• WHAT YOU WILL DO
List all lines of the data containing the word "fishing".

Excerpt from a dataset
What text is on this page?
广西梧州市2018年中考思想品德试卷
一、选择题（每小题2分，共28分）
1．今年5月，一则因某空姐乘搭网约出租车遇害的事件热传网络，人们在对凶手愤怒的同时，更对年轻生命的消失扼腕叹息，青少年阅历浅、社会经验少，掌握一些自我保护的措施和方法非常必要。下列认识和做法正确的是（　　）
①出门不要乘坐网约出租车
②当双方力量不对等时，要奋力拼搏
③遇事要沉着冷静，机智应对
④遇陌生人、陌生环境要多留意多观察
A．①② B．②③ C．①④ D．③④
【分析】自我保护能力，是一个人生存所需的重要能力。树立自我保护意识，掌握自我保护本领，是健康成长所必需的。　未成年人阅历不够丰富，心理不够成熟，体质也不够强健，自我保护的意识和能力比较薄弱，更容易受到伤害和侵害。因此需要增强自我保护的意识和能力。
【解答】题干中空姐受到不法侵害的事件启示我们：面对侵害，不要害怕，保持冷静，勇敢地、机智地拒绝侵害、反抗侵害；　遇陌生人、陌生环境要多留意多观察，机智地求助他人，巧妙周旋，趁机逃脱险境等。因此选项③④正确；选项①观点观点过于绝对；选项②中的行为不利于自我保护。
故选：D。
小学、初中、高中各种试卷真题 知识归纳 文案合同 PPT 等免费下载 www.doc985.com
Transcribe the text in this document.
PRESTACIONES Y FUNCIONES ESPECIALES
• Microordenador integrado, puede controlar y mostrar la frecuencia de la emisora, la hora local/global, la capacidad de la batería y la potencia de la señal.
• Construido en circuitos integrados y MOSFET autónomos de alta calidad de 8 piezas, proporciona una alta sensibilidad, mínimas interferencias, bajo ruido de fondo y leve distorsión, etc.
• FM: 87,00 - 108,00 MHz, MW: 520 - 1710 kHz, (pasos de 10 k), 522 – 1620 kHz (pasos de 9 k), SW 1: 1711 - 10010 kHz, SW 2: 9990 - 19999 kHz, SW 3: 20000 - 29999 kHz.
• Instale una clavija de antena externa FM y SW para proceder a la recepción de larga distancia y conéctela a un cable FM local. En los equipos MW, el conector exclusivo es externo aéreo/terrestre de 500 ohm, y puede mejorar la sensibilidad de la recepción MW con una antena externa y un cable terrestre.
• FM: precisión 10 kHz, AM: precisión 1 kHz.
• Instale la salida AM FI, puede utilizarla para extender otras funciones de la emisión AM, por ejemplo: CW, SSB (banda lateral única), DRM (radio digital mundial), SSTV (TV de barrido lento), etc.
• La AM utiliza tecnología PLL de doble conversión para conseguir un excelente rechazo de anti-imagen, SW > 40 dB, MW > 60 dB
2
--
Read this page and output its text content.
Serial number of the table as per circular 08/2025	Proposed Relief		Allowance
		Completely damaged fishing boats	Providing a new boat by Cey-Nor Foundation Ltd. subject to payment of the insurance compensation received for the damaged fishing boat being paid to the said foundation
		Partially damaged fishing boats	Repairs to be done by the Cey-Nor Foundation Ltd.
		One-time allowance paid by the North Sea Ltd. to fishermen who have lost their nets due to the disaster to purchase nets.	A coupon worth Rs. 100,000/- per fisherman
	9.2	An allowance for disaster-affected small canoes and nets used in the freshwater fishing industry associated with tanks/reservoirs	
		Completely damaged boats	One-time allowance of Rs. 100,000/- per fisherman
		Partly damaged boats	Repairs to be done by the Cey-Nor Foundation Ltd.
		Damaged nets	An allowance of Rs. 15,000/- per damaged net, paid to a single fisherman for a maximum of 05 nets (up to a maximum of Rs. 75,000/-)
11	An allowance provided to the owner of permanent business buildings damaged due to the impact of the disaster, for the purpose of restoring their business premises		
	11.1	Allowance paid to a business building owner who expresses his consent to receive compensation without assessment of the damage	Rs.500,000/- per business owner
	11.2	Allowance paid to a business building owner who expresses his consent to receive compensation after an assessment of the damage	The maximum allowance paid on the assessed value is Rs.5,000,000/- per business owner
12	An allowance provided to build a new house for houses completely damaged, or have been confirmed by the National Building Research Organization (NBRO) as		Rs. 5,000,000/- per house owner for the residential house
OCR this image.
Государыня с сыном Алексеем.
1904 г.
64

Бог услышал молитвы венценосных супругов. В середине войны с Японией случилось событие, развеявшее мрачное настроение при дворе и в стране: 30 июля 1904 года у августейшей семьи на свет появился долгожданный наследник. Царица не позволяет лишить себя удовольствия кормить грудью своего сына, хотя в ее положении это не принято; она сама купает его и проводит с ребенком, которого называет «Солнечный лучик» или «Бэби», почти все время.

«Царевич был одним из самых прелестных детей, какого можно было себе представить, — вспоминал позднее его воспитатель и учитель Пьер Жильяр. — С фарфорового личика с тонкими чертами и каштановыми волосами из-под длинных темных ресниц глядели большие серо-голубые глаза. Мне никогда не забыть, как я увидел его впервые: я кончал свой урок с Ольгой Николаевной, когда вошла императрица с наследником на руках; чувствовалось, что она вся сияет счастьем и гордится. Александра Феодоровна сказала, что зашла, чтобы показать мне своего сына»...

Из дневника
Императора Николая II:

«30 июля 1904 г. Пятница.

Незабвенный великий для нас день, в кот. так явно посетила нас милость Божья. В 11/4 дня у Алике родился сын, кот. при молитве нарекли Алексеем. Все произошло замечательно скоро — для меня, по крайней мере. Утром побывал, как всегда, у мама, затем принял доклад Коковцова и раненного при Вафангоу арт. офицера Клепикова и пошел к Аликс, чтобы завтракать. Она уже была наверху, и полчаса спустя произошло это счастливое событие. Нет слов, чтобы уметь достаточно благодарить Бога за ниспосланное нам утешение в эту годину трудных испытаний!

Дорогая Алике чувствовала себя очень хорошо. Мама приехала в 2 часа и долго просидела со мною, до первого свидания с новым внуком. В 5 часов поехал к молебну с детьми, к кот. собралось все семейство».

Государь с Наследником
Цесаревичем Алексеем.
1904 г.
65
...
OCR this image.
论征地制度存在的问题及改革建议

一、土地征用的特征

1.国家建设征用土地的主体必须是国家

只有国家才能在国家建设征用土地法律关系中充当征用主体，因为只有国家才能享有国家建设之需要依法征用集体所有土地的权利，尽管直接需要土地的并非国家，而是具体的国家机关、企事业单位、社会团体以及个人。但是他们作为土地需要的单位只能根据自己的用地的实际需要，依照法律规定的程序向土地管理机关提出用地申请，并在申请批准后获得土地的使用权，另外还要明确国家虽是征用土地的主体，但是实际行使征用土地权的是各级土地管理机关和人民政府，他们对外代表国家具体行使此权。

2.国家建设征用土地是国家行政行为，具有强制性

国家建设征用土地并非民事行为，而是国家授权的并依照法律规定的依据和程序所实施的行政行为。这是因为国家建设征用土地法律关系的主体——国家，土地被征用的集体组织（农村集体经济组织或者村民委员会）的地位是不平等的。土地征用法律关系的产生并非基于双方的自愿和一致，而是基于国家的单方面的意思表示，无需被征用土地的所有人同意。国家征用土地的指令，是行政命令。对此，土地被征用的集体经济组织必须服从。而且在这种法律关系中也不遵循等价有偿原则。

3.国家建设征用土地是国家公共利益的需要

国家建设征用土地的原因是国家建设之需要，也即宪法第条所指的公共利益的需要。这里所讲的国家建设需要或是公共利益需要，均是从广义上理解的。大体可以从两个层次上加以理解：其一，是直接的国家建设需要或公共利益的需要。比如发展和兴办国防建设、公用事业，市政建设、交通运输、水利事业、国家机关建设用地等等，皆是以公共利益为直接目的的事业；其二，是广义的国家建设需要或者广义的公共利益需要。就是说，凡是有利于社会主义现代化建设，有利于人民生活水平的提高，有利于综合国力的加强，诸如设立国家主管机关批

• RESPONSE TO THIS EXERCISE
		Completely damaged fishing boats	Providing a new boat by Cey-Nor Foundation Ltd. subject to payment of the insurance compensation received for the damaged fishing boat being paid to the said foundation
		Partially damaged fishing boats	Repairs to be done by the Cey-Nor Foundation Ltd.
	9.2	An allowance for disaster-affected small canoes and nets used in the freshwater fishing industry associated with tanks/reservoirs	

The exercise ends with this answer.